The task =>
Gather all lines containing the string "xlabel" and copy them out.

-- Start of Material --

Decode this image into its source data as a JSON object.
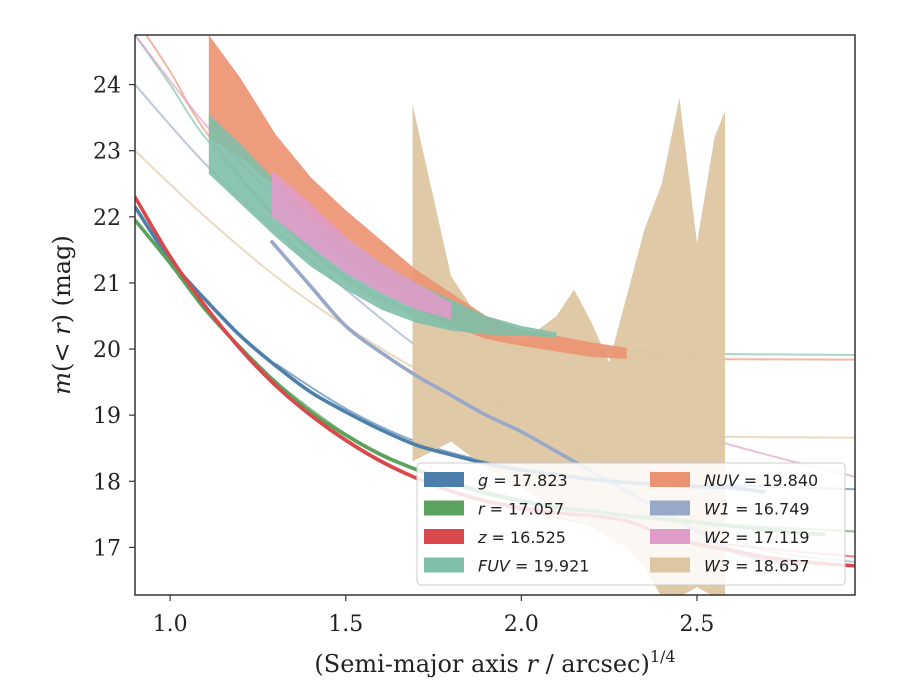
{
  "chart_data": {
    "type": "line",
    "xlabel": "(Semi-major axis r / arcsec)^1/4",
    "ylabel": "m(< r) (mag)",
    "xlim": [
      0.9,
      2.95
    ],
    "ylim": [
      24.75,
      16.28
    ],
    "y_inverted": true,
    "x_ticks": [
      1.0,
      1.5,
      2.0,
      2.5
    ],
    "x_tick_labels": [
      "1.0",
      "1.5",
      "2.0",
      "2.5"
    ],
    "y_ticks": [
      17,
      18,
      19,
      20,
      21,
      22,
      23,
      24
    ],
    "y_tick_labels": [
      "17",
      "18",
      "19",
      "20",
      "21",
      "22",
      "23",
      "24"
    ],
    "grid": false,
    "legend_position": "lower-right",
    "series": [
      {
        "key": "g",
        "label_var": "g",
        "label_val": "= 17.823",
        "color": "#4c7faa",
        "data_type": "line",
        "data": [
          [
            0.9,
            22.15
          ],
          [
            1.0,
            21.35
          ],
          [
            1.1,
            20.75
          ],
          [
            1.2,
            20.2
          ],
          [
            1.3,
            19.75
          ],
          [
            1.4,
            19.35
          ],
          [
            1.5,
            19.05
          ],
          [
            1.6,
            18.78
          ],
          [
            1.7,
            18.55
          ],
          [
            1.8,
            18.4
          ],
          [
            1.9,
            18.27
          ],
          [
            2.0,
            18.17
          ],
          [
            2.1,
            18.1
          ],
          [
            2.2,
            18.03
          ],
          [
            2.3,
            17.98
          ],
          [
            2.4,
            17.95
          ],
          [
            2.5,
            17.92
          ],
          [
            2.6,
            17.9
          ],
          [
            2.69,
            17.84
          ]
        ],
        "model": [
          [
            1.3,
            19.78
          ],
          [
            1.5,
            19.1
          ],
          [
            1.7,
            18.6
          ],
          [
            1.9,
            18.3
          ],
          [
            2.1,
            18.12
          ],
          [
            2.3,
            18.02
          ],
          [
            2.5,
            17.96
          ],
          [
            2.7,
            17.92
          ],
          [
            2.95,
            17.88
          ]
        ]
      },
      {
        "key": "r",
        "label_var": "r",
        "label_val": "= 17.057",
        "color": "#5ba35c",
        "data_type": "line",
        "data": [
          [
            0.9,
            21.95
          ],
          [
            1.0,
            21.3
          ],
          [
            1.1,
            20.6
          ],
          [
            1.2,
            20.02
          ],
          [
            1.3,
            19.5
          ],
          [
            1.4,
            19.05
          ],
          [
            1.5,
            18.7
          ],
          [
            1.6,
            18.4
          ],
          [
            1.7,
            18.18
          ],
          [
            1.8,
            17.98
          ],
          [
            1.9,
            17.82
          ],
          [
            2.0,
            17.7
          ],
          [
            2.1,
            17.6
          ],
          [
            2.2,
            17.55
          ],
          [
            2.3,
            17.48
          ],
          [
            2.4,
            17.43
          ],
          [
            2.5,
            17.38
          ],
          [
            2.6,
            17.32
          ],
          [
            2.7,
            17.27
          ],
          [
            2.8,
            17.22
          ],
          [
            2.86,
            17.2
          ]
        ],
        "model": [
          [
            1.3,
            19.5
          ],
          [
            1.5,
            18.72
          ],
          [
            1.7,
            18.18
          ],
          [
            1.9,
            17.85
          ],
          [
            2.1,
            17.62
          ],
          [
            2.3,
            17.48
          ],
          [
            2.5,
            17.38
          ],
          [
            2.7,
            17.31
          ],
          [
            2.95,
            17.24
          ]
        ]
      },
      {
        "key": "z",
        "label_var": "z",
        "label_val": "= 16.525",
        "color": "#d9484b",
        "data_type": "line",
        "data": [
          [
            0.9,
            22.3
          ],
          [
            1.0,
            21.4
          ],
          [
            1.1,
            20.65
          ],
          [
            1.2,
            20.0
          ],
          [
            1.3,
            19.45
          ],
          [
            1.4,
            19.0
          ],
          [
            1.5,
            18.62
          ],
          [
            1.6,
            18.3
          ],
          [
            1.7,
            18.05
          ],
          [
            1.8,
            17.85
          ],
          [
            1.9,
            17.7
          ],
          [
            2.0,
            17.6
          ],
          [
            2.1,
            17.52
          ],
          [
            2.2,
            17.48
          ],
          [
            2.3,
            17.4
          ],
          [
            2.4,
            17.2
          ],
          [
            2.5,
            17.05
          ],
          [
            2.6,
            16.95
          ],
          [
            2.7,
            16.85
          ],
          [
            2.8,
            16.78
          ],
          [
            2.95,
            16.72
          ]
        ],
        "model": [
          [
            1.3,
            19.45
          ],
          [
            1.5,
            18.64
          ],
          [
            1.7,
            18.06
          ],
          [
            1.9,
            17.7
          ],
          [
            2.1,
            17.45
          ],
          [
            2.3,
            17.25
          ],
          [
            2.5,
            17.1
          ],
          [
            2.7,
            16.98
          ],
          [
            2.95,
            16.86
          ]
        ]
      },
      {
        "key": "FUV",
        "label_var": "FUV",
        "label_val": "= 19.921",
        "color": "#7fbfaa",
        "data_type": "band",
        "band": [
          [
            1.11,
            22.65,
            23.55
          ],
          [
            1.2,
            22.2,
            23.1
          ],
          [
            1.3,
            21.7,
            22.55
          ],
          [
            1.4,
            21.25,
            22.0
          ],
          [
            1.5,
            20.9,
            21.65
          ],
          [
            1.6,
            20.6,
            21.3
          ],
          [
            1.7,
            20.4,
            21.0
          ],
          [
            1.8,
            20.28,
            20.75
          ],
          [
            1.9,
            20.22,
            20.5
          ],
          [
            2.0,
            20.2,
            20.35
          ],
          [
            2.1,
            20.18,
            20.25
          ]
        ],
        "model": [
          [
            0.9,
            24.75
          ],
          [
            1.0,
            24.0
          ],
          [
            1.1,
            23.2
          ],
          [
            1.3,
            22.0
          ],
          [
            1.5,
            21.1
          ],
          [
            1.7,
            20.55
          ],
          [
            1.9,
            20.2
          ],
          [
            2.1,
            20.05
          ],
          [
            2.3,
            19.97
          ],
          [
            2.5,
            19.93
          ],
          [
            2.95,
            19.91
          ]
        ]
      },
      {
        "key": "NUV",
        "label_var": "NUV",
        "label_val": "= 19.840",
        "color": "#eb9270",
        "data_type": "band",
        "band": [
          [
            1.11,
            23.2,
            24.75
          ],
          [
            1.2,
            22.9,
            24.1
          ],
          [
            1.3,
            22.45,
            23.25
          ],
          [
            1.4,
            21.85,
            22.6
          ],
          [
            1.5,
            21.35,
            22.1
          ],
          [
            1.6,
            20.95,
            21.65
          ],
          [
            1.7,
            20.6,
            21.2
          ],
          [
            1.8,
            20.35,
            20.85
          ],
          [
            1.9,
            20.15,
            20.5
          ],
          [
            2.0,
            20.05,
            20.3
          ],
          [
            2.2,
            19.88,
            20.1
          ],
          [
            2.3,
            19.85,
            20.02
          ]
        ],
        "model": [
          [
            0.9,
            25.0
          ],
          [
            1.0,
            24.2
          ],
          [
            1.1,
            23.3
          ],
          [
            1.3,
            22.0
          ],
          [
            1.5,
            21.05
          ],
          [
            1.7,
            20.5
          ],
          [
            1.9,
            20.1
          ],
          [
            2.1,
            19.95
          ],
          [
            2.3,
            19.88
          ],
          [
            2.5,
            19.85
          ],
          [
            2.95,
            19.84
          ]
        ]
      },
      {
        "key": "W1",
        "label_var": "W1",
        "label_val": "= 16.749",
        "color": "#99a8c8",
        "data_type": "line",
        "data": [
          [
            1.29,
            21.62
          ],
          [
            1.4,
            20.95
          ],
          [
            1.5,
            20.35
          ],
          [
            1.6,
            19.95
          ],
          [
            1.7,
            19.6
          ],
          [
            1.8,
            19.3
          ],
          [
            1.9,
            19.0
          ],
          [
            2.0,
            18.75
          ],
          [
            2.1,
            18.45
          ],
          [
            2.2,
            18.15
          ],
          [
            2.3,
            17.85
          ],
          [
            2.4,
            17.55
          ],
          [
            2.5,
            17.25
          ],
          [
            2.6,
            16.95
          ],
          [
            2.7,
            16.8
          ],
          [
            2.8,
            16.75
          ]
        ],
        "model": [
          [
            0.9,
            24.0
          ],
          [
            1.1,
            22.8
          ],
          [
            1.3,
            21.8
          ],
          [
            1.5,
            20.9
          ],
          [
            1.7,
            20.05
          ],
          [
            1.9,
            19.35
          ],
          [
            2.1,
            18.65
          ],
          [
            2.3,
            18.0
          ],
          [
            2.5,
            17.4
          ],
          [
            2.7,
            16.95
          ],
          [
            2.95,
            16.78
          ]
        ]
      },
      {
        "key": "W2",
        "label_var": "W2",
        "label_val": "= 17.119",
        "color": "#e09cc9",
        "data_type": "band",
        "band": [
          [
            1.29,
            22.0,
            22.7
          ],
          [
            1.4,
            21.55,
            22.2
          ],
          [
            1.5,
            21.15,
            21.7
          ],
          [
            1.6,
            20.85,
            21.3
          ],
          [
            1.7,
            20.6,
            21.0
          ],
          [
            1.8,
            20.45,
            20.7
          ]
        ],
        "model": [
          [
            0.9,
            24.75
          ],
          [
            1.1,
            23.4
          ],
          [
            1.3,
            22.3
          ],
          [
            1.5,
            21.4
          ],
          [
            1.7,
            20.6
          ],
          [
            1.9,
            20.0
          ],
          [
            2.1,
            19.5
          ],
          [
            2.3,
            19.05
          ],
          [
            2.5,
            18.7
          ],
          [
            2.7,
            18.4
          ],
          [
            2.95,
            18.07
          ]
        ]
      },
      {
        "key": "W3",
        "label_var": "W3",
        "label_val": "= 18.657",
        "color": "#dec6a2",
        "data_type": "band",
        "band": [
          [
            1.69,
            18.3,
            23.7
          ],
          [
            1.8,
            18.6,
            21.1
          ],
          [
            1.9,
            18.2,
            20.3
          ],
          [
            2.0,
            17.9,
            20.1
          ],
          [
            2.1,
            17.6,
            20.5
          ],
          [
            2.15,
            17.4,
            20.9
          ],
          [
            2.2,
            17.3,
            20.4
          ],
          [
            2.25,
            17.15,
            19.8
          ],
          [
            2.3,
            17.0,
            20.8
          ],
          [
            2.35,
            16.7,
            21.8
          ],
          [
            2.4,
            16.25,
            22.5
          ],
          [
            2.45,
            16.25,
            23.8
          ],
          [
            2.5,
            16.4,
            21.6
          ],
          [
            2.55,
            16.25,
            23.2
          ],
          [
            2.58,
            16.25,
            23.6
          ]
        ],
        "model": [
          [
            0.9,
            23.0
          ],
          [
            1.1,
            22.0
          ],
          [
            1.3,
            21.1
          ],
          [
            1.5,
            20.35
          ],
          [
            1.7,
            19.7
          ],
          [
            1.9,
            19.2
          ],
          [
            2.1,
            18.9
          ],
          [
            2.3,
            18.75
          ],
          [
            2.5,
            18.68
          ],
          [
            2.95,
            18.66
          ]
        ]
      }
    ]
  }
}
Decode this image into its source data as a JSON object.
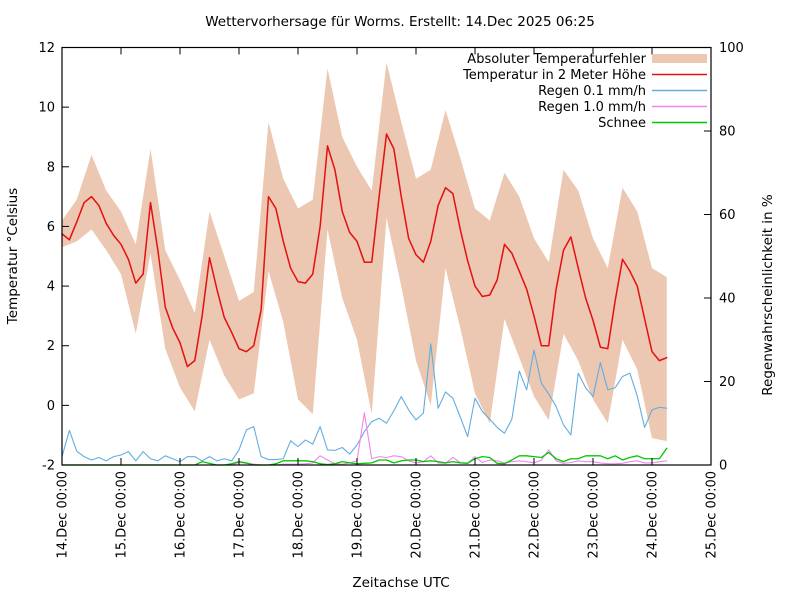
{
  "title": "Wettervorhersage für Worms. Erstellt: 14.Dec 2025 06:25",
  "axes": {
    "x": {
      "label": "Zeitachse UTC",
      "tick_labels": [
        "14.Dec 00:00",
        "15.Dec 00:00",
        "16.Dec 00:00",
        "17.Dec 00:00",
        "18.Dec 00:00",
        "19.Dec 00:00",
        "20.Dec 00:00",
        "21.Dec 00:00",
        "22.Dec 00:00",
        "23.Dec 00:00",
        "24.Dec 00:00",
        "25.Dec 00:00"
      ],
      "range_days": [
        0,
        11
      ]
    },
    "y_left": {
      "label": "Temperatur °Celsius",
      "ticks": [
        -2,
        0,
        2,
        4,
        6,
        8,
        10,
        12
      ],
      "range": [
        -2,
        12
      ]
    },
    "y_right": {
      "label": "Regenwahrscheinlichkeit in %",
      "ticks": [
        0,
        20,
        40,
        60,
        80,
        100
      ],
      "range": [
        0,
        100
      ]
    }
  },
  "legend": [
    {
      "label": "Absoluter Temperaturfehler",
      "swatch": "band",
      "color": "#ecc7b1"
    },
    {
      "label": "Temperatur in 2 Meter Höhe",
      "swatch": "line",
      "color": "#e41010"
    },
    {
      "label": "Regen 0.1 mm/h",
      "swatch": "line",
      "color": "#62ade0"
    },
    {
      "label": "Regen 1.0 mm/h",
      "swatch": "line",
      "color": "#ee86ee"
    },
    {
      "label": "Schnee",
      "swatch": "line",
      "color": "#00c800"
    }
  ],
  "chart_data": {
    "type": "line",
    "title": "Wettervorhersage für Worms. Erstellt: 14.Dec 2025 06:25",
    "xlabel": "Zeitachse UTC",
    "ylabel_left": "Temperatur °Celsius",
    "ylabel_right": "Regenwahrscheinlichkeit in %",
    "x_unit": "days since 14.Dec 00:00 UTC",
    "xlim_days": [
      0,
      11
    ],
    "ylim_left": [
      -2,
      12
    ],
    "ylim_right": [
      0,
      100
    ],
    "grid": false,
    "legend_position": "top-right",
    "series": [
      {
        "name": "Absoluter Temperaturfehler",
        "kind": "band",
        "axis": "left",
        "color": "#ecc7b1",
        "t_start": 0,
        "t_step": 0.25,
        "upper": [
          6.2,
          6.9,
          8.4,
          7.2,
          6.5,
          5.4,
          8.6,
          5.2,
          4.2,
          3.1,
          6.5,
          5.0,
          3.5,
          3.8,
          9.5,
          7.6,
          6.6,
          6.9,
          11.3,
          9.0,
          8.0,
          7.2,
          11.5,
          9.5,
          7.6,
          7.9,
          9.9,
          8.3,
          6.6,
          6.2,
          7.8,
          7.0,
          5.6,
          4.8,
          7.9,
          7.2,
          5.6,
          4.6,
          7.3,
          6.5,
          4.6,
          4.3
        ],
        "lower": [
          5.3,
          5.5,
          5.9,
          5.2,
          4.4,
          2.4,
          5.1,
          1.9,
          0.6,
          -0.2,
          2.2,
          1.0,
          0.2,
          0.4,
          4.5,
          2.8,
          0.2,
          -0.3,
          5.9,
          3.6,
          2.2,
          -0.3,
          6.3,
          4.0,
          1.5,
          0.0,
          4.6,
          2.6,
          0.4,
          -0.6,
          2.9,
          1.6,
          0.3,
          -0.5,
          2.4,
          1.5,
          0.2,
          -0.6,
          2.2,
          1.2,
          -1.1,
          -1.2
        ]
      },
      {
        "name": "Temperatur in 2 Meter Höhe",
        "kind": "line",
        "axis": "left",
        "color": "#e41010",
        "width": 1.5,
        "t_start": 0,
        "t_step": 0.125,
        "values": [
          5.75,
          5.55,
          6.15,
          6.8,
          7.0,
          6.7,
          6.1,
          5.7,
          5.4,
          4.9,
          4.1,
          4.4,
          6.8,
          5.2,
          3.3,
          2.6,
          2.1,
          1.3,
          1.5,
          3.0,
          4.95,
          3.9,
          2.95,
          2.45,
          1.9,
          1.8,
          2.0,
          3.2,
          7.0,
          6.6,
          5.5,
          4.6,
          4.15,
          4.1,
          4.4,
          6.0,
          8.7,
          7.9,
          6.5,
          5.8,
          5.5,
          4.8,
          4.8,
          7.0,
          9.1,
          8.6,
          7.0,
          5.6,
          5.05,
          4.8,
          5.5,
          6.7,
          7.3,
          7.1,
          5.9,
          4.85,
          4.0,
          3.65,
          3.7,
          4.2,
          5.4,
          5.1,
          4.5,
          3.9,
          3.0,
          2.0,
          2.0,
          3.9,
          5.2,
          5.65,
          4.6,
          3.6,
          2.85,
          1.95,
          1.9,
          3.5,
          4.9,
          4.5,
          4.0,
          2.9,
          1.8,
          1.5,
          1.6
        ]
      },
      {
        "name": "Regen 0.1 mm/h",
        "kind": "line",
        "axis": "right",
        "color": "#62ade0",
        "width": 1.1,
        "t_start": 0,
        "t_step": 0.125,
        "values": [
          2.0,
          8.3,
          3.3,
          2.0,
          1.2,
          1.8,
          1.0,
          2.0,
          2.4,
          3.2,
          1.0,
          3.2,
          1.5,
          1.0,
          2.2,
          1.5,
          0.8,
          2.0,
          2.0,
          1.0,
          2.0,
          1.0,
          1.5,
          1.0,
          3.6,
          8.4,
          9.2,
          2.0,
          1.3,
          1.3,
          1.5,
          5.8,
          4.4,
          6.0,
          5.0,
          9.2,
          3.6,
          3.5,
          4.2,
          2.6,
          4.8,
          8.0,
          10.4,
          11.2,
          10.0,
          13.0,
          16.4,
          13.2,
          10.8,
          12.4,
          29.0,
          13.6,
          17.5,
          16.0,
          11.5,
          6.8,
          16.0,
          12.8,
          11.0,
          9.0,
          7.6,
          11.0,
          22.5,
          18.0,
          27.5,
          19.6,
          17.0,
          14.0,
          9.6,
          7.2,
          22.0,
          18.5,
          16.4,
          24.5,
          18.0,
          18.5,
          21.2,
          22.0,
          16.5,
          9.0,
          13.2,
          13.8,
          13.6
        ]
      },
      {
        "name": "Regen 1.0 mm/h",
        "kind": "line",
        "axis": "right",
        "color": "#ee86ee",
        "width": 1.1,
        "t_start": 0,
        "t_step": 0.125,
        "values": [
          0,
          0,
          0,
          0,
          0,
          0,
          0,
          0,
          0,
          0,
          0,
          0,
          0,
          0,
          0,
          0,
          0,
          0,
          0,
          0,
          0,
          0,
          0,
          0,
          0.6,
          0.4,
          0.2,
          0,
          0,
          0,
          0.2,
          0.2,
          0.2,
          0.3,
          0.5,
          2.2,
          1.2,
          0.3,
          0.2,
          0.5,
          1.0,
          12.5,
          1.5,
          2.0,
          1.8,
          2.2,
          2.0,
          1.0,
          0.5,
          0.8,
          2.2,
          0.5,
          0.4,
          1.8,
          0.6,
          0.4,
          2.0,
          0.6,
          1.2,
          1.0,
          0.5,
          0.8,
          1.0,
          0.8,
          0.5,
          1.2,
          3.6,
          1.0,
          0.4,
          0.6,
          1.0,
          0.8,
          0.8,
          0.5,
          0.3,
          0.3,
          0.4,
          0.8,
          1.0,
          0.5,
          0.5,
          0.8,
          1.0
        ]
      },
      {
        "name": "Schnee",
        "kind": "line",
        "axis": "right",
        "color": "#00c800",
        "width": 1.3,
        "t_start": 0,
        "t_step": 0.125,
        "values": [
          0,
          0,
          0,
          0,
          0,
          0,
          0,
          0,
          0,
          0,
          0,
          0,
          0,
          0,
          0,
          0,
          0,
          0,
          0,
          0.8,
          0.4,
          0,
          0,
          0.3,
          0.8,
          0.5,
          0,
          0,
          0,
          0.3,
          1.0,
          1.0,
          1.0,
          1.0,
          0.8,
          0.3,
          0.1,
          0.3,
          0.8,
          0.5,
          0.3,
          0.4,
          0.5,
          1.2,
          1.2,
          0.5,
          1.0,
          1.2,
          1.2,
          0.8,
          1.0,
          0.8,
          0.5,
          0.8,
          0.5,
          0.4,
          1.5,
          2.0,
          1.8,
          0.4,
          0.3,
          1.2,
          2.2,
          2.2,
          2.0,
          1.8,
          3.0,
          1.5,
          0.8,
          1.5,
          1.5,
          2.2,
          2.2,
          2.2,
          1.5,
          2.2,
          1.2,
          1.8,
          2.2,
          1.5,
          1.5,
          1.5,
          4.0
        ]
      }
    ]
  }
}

-- End of Material --

Complete response =>
    "xlabel": "(Semi-major axis r / arcsec)^1/4",
    "xlabel": "Zeitachse UTC",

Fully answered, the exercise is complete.